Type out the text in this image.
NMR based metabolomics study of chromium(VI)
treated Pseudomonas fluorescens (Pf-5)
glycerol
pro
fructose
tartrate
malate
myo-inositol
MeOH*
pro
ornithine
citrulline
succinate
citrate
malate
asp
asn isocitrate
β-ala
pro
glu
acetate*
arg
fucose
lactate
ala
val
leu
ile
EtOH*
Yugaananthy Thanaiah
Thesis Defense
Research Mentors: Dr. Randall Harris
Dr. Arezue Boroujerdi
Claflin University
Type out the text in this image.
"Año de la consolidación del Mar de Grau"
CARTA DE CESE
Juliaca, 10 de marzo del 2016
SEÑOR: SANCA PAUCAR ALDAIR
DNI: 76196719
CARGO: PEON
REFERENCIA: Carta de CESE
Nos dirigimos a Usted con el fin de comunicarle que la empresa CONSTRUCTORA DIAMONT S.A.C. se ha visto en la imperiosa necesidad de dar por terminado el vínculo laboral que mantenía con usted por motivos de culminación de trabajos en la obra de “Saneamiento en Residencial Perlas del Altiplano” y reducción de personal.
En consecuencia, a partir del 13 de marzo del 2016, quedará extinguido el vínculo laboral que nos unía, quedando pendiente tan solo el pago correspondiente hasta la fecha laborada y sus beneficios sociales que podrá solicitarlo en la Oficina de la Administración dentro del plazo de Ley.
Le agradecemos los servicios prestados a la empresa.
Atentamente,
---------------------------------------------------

• **Set exercise**
Give back all the records exactly as they stand.

• **Response**
Type out the text in this image.
NMR based metabolomics study of chromium(VI)
treated Pseudomonas fluorescens (Pf-5)
glycerol
pro
fructose
tartrate
malate
myo-inositol
MeOH*
pro
ornithine
citrulline
succinate
citrate
malate
asp
asn isocitrate
β-ala
pro
glu
acetate*
arg
fucose
lactate
ala
val
leu
ile
EtOH*
Yugaananthy Thanaiah
Thesis Defense
Research Mentors: Dr. Randall Harris
Dr. Arezue Boroujerdi
Claflin University
Type out the text in this image.
"Año de la consolidación del Mar de Grau"
CARTA DE CESE
Juliaca, 10 de marzo del 2016
SEÑOR: SANCA PAUCAR ALDAIR
DNI: 76196719
CARGO: PEON
REFERENCIA: Carta de CESE
Nos dirigimos a Usted con el fin de comunicarle que la empresa CONSTRUCTORA DIAMONT S.A.C. se ha visto en la imperiosa necesidad de dar por terminado el vínculo laboral que mantenía con usted por motivos de culminación de trabajos en la obra de “Saneamiento en Residencial Perlas del Altiplano” y reducción de personal.
En consecuencia, a partir del 13 de marzo del 2016, quedará extinguido el vínculo laboral que nos unía, quedando pendiente tan solo el pago correspondiente hasta la fecha laborada y sus beneficios sociales que podrá solicitarlo en la Oficina de la Administración dentro del plazo de Ley.
Le agradecemos los servicios prestados a la empresa.
Atentamente,
---------------------------------------------------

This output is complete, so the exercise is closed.